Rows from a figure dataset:
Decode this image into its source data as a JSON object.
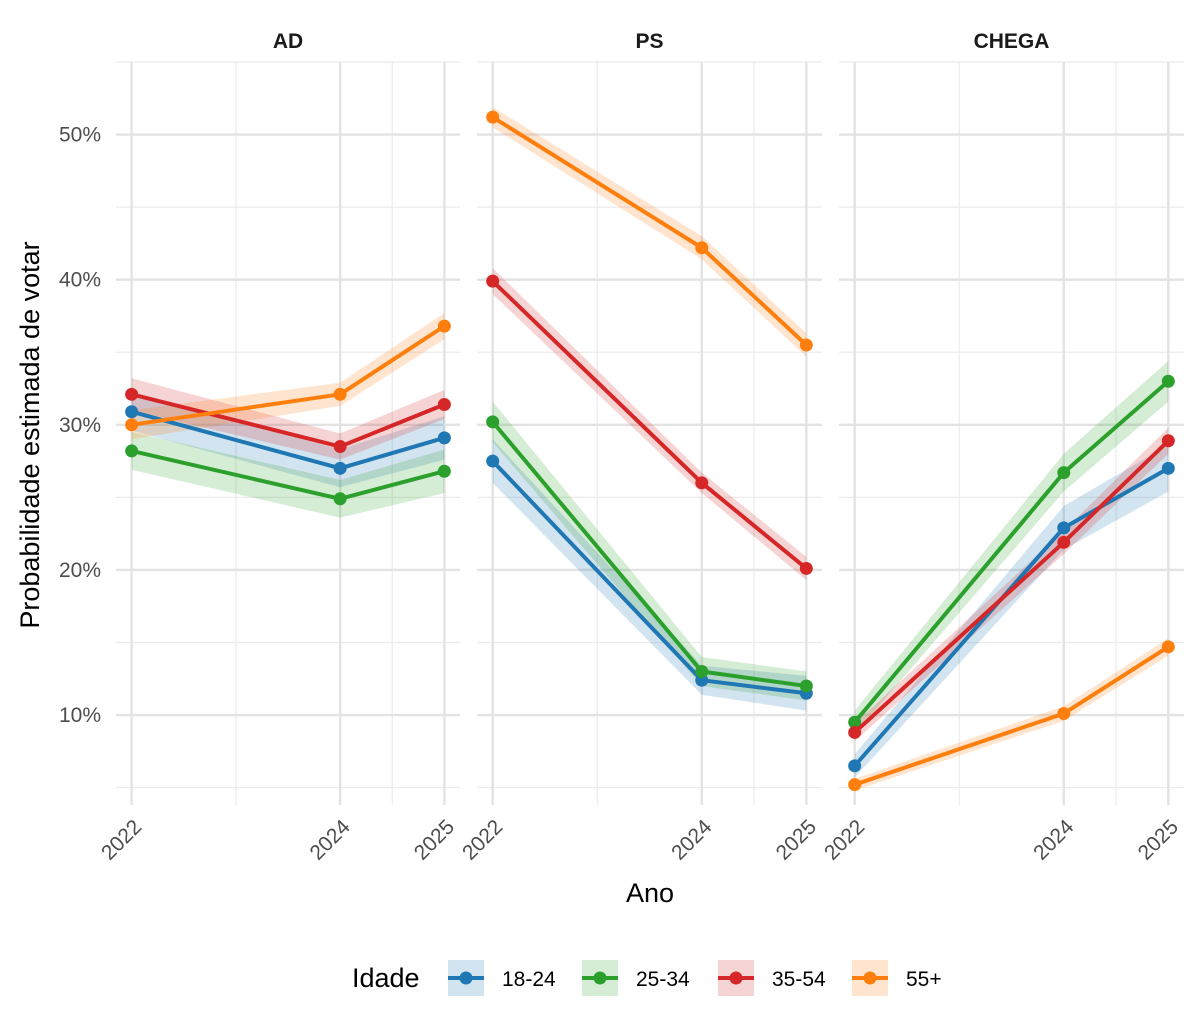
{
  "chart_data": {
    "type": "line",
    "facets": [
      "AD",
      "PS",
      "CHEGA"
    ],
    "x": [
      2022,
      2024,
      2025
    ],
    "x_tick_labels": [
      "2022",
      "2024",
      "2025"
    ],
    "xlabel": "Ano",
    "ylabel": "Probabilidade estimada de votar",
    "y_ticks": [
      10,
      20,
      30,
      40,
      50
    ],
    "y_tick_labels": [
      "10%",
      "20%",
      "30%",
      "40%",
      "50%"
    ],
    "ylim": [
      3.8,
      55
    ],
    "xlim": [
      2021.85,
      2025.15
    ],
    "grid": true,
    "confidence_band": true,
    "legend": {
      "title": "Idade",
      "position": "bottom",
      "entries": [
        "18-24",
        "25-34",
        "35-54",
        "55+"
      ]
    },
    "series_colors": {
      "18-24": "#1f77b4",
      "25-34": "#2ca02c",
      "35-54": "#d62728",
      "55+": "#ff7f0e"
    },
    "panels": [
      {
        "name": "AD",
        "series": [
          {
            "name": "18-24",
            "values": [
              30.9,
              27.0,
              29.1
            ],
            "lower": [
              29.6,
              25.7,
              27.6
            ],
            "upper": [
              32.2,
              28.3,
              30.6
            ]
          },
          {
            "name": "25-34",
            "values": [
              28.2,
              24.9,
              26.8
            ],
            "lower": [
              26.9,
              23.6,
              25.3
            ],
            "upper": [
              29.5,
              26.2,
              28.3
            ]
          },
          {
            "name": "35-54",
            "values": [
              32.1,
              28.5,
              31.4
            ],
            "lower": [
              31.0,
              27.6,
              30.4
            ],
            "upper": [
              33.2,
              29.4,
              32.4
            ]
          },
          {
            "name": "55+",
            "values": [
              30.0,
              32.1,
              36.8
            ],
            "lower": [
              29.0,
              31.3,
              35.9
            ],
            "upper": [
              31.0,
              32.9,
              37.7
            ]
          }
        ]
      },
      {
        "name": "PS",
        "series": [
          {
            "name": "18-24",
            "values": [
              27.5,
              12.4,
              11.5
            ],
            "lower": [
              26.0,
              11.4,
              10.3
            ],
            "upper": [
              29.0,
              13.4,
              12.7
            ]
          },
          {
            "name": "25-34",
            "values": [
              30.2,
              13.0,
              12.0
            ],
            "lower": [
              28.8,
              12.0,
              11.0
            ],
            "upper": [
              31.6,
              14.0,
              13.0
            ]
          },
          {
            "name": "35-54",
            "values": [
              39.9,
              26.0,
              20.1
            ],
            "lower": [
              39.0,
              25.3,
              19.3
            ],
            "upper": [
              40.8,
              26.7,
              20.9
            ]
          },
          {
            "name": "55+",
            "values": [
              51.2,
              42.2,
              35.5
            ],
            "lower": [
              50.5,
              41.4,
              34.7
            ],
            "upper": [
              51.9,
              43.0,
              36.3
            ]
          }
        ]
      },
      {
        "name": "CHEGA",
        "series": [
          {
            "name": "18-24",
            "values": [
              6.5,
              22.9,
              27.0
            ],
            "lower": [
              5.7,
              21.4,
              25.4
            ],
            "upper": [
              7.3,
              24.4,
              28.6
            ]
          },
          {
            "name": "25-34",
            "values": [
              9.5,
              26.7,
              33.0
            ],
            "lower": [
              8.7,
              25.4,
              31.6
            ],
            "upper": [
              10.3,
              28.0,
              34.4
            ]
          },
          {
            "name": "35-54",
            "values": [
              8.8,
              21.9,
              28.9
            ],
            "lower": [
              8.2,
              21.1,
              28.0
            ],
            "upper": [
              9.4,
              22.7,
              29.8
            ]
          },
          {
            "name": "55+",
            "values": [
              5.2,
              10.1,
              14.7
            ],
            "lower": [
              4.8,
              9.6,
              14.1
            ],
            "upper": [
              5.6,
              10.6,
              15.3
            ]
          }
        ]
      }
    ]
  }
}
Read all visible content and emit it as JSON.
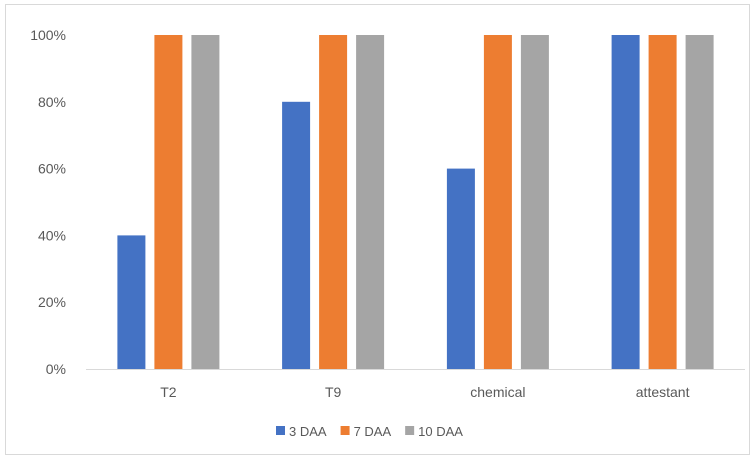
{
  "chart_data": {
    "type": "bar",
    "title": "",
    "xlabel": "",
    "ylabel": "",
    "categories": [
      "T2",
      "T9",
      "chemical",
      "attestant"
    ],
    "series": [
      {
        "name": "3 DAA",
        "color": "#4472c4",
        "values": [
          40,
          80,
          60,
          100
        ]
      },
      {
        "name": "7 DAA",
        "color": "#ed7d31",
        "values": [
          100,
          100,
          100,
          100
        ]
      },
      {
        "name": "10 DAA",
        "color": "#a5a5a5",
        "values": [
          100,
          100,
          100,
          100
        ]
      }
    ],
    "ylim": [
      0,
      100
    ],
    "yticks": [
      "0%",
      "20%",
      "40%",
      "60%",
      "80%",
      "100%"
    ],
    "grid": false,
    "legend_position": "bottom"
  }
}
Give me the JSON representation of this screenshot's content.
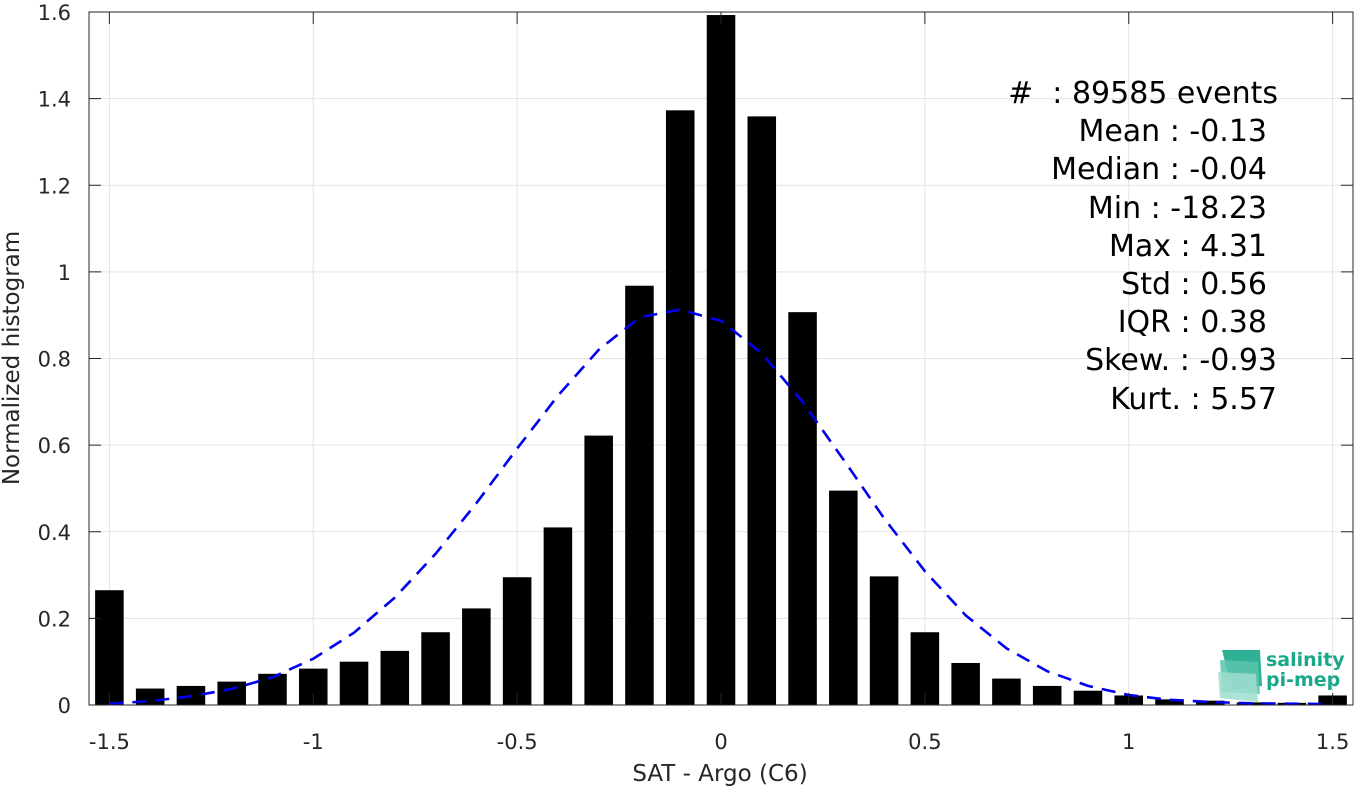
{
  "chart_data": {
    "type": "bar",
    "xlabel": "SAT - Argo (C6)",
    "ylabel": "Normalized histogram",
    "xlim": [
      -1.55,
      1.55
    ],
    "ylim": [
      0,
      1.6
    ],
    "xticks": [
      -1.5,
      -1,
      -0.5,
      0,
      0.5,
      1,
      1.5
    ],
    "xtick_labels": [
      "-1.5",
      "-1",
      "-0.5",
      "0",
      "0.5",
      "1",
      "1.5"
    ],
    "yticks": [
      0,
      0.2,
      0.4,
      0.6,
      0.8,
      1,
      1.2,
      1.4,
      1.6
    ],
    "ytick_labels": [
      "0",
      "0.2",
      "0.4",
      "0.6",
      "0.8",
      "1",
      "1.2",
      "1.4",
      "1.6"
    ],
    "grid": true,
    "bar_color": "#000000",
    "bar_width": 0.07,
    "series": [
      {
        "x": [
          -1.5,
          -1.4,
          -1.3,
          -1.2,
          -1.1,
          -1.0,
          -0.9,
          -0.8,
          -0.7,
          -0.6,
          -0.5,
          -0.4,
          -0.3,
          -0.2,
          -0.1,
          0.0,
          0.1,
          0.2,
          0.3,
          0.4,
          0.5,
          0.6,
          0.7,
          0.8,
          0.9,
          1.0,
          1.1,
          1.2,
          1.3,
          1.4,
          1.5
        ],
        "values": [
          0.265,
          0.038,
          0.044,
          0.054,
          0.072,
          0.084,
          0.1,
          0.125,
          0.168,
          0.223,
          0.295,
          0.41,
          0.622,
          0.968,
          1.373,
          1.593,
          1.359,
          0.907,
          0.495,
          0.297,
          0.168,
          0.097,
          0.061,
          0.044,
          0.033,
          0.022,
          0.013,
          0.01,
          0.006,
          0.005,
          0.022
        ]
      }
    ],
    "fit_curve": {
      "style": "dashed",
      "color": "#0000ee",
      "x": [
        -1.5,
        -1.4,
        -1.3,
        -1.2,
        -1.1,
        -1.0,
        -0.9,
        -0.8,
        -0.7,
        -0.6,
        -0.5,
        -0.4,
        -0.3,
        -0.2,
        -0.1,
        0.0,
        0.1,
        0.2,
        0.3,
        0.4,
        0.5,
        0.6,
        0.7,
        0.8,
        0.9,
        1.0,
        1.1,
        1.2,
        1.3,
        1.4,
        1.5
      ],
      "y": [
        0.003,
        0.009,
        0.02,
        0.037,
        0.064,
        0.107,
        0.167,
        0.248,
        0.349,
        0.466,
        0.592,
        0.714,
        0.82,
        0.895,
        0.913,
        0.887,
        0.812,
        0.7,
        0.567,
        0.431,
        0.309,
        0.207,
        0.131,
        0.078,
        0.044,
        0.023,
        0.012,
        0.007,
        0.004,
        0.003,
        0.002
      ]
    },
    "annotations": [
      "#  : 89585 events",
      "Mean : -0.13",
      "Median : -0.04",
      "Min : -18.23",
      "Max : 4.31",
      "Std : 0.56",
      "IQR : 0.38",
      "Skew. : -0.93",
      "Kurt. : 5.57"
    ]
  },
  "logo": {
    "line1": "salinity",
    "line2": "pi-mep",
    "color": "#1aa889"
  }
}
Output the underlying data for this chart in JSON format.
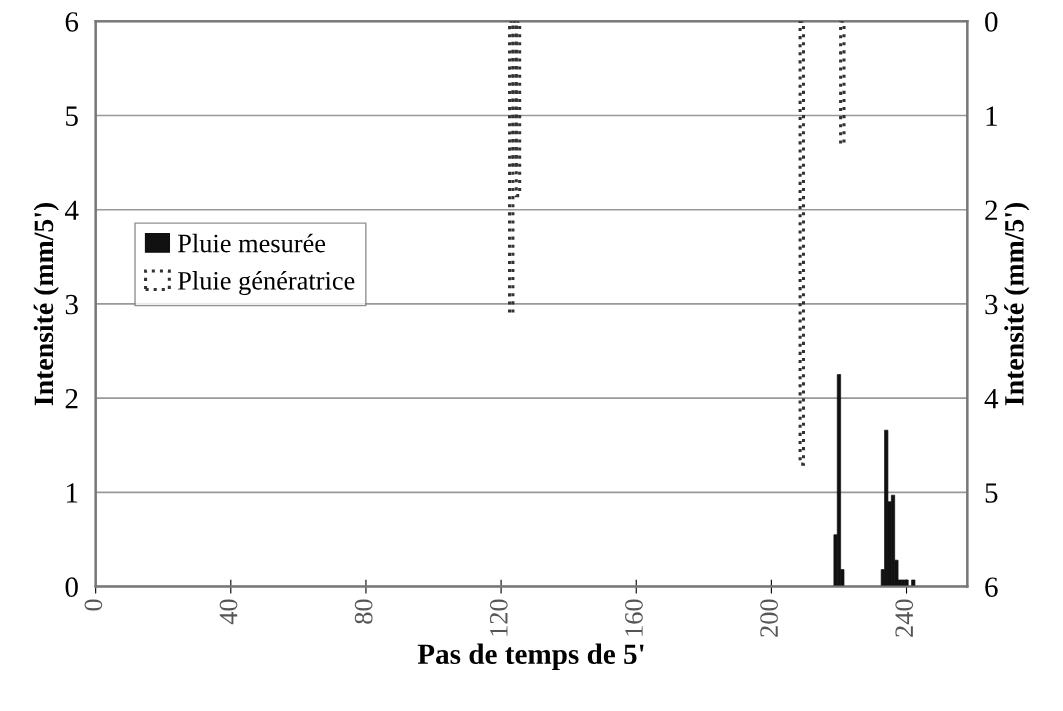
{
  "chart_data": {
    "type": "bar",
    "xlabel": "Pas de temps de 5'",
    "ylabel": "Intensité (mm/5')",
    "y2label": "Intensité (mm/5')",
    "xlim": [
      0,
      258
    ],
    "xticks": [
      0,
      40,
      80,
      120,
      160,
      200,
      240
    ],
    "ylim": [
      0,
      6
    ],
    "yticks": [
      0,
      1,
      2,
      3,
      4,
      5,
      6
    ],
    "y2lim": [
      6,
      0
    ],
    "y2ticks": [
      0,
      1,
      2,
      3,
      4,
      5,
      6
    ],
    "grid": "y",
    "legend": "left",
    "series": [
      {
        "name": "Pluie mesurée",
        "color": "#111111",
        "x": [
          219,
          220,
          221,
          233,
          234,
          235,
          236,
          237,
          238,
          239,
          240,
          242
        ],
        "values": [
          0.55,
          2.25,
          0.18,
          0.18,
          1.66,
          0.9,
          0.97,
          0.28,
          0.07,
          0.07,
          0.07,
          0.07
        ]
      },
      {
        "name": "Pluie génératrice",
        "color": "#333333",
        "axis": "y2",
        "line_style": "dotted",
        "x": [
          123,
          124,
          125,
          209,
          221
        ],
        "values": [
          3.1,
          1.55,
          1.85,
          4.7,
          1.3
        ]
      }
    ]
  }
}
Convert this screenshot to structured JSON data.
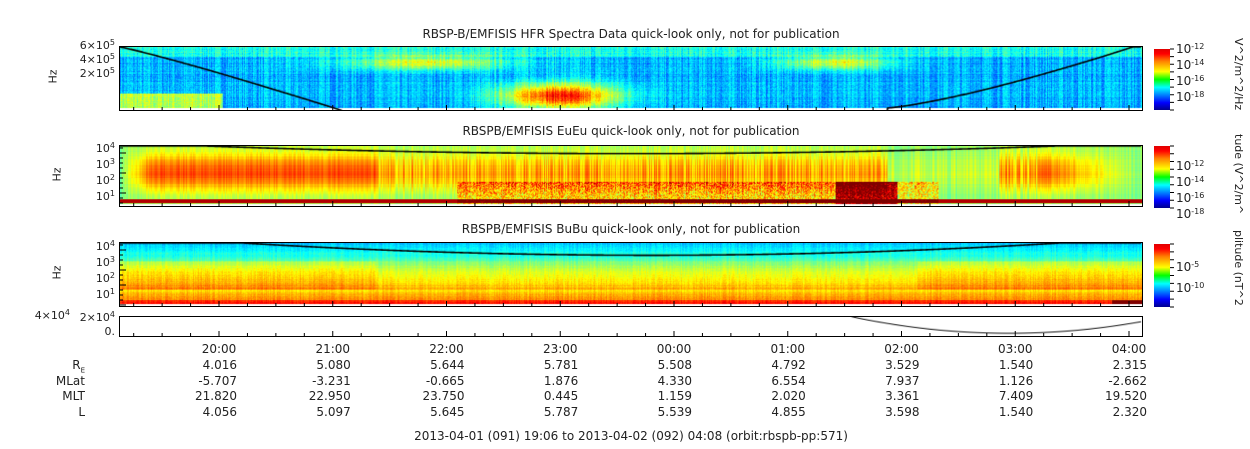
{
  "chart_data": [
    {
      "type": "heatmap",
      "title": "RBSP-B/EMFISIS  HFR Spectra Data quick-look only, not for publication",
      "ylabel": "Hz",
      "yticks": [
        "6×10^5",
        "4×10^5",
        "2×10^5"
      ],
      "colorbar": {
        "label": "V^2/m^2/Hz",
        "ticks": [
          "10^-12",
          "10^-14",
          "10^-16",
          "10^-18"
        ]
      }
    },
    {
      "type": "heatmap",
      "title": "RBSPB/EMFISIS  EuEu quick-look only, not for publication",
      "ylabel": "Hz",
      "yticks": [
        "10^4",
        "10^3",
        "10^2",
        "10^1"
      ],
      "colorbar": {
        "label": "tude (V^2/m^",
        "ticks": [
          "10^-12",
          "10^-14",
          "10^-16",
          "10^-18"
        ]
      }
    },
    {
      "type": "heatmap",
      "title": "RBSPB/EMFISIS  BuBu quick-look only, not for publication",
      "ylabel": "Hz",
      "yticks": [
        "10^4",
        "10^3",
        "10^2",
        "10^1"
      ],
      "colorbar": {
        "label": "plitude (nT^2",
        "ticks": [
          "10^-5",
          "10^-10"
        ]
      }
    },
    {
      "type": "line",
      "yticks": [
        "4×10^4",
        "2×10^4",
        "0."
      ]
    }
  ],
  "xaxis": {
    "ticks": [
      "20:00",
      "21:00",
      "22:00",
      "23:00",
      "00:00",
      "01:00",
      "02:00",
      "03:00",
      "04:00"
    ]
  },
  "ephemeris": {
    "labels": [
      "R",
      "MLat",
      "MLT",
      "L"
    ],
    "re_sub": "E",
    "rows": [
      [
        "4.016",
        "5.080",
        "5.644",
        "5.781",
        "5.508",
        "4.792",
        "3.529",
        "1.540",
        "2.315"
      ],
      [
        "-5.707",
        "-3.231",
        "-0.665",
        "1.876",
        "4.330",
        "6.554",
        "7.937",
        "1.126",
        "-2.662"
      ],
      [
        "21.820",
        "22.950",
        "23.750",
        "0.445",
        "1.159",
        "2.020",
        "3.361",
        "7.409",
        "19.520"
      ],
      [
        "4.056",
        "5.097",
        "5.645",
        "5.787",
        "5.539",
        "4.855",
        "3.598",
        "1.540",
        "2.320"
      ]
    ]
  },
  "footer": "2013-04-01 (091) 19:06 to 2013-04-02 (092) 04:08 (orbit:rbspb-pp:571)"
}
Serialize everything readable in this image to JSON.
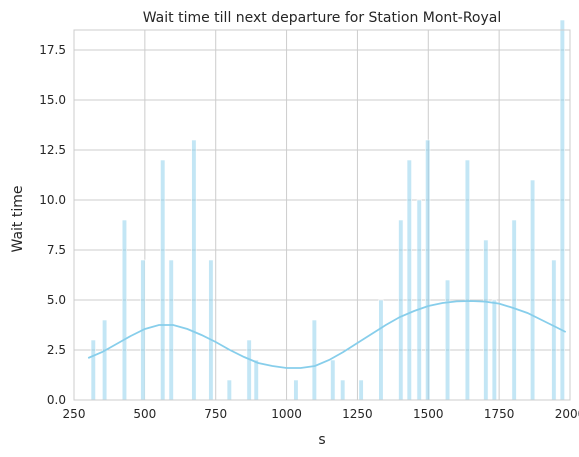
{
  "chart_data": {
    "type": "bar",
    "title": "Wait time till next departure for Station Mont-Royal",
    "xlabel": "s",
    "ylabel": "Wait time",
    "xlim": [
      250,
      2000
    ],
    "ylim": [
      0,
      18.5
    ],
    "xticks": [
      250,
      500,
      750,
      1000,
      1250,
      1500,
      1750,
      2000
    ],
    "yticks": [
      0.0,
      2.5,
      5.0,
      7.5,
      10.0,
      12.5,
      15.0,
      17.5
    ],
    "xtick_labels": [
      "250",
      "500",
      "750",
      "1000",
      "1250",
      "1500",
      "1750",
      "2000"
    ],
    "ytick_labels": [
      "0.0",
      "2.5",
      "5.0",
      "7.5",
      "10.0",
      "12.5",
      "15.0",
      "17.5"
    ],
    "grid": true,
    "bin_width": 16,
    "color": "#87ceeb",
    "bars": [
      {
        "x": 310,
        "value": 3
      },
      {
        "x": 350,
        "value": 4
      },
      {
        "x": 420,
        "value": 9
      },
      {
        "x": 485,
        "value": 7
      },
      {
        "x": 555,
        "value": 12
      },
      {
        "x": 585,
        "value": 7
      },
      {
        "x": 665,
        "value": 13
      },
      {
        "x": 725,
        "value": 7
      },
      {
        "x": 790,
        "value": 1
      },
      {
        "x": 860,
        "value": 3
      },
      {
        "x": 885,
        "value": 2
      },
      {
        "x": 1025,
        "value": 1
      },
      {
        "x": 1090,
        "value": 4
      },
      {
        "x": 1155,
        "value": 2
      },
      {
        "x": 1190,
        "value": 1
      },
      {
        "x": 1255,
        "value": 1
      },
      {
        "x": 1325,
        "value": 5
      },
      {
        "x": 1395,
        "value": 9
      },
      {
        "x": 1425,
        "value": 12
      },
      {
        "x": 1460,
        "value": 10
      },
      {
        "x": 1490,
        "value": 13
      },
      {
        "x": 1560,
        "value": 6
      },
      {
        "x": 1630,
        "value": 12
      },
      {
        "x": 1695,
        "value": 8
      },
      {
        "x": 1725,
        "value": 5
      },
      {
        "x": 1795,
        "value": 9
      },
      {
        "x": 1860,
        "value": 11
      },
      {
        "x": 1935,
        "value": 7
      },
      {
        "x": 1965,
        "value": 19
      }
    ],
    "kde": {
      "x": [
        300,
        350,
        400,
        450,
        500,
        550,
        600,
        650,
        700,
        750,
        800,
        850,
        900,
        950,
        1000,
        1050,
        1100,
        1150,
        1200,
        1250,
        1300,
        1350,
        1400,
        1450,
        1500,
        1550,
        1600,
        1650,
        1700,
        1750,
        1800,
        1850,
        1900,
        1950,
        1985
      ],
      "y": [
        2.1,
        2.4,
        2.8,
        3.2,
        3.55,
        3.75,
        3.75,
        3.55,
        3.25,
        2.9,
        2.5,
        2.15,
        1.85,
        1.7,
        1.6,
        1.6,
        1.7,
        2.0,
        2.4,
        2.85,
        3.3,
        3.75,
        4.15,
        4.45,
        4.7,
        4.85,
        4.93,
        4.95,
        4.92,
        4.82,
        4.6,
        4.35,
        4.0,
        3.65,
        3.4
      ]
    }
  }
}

SET EXERCISE:
Search the entries for the word "content" and gather every line where it appears.

SOLUTION FOR THIS PROBLEM:
Read all visible content and emit it as JSON.
Give me the JSON representation of this screenshot's content.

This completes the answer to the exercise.